#### Extrait du texte

Le deuxième cigarettier canadien est détenu à 40 % par le numéro 1 mondial du tabac Altria (autrefois Philip Morris), et à 60 % par la compagnie Rothmans Inc., qui est inscrite à la Bourse de Toronto. Seul cigarettier canadien à devoir plaire à des actionnaires d’ici, Rothmans Inc. émet des communiqués de presse sur ses résultats et offre même, à l’intention des analystes financiers, des conférences téléphoniques de son président, John Barnett. Ce dernier ne fait pas de bénévolat pour la compagnie : en 2002, sa rémunération globale totalisait 5,2 millions $, en incluant salaire, prime, options et autres avantages, a dévoilé le Financial Post.

Le progrès soudain de RBH provient de la popularité de sa marque économique Number 7. En un an, le fabricant a vu sa part de marché passer de 21 à 26 %. Mais, comme bien des fumeurs l’ont remarqué, les deux autres grands ont riposté en offrant à leur tour des marques économiques. JTI-Macdonald fabrique maintenant des cigarettes bon marché pour le compte d’Alimentation Couche-Tard, les Studio et les Legend. Pour sa part, ITC a réduit le statut de ses Peter Jackson, de marque premium à économique.

Cette manoeuvre est un peu cocasse, puisque le même paquet de Peter Jackson a baissé d’environ 1,00 $ du jour au lendemain. Si toutes les marques « premium » des trois grands étaient ainsi décotées, les fabricants encaisseraient environ 1,2 milliard $ en moins. Ce montant est obtenu en multipliant 1,00 $ par 30,8 milliards (évaluation en cigarettes du marché des premium pour 2003, selon ITC), divisé par 25 (cigarettes par paquet). Les sommes amassées en surplus grâce aux marques dispendieuses sont énormes et récurrentes, un fait d’autant plus troublant qu’elles représentent, en bout de ligne, des centaines de millions $ en profits nets versés à trois multinationales du tabac, venant des fumeurs canadiens. Pendant ce temps, Santé Canada alloue moins d’un million en aide à la lutte antitabac dans les pays en développement.

Données de segmentation des pages

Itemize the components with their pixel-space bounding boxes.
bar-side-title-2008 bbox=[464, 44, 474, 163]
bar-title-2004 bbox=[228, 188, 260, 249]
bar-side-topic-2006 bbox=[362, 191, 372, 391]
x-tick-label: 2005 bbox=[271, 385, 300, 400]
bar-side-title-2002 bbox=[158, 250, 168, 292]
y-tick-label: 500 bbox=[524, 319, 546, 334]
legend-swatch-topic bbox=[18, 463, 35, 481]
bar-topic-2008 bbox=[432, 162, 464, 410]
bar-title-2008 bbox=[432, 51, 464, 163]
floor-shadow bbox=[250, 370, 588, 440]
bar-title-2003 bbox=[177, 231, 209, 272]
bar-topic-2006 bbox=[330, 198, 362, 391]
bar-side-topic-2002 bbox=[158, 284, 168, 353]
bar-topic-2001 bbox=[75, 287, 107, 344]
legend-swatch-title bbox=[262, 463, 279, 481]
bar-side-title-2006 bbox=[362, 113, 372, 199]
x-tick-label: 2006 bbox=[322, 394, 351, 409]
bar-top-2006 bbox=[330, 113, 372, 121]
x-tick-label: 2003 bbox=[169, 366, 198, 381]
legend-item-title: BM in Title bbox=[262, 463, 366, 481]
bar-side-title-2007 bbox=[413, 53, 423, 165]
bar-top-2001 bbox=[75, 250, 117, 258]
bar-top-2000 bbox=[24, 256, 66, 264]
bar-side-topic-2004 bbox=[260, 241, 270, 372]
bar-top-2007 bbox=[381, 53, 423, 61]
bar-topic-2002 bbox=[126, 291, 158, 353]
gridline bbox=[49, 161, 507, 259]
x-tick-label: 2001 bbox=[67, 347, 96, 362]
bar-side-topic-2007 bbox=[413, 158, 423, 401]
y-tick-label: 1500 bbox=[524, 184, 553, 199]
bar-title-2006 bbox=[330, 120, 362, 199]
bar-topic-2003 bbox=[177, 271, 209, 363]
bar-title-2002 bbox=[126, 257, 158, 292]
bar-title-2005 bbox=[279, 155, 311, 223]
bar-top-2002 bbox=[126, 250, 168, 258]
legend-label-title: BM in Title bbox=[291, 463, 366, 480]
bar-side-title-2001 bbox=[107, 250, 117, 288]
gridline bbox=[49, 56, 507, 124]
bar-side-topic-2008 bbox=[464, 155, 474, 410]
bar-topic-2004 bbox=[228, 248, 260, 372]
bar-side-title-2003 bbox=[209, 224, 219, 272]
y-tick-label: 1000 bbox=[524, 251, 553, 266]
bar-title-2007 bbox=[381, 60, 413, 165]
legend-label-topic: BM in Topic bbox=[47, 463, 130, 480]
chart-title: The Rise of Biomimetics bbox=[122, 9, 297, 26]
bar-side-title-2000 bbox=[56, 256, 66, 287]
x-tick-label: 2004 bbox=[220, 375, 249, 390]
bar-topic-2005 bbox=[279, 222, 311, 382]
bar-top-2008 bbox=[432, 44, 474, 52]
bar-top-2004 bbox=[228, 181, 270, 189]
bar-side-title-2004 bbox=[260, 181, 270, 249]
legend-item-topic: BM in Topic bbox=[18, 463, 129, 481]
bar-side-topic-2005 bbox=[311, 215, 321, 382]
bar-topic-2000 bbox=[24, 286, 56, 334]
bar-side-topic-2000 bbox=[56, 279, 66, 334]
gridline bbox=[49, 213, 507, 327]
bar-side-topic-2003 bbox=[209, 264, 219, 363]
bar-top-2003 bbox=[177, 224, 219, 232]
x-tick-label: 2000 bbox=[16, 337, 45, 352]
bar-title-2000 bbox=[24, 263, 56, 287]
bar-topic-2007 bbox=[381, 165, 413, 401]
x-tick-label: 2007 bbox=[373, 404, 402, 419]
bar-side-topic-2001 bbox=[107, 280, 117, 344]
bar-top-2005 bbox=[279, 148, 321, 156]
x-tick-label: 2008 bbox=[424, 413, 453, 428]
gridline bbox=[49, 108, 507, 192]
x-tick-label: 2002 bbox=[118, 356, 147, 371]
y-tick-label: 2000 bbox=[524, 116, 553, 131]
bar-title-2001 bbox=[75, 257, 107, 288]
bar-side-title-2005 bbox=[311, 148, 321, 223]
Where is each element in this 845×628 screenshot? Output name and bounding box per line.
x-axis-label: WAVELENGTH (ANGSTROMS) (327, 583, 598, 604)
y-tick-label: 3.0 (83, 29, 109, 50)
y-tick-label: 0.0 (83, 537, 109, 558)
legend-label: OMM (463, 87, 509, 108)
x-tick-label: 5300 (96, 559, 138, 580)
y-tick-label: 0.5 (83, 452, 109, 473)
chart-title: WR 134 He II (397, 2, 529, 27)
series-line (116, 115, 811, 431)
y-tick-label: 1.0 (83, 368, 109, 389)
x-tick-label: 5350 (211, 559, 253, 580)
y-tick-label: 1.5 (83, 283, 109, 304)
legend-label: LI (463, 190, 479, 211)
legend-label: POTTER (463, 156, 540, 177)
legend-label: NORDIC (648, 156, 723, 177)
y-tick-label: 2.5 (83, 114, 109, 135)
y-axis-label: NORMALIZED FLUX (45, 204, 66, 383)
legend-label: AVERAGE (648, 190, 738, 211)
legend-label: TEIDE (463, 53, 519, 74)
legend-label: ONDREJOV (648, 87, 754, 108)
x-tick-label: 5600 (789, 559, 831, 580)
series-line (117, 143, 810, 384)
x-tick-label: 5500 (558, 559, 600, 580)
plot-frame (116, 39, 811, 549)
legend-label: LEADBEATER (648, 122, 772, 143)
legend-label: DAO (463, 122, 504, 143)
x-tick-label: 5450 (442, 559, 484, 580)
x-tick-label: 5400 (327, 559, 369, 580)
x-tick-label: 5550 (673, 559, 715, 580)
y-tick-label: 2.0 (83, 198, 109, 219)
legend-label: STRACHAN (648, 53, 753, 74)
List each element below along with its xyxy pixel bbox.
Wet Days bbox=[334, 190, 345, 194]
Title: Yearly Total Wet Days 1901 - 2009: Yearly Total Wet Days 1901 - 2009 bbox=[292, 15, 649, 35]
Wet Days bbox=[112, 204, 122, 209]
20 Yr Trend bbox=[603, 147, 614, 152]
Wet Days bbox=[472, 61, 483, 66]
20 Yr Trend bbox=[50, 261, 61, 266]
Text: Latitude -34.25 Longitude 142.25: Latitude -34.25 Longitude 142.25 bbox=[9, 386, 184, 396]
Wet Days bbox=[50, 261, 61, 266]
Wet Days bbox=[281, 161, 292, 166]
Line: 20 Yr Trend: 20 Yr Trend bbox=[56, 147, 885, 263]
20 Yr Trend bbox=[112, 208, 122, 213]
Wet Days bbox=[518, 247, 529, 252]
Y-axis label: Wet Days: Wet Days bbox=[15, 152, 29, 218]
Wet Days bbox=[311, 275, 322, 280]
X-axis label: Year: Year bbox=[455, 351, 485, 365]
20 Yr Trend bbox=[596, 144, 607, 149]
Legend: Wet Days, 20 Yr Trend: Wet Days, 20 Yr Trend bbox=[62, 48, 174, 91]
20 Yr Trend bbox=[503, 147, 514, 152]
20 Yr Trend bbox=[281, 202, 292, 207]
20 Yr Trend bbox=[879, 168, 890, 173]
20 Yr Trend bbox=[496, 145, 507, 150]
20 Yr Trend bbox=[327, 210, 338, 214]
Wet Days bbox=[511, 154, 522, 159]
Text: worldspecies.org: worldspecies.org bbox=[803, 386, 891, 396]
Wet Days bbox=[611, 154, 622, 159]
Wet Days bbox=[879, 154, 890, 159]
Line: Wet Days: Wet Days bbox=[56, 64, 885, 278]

#### Consigne
Extrayez du texte sur les cigarettiers canadiens, sans rien y changer, tout ce qui va de « Cette manoeuvre est » jusqu'à « pays en développement. ».

#### Réponse rédigée
Cette manoeuvre est un peu cocasse, puisque le même paquet de Peter Jackson a baissé d’environ 1,00 $ du jour au lendemain. Si toutes les marques « premium » des trois grands étaient ainsi décotées, les fabricants encaisseraient environ 1,2 milliard $ en moins. Ce montant est obtenu en multipliant 1,00 $ par 30,8 milliards (évaluation en cigarettes du marché des premium pour 2003, selon ITC), divisé par 25 (cigarettes par paquet). Les sommes amassées en surplus grâce aux marques dispendieuses sont énormes et récurrentes, un fait d’autant plus troublant qu’elles représentent, en bout de ligne, des centaines de millions $ en profits nets versés à trois multinationales du tabac, venant des fumeurs canadiens. Pendant ce temps, Santé Canada alloue moins d’un million en aide à la lutte antitabac dans les pays en développement.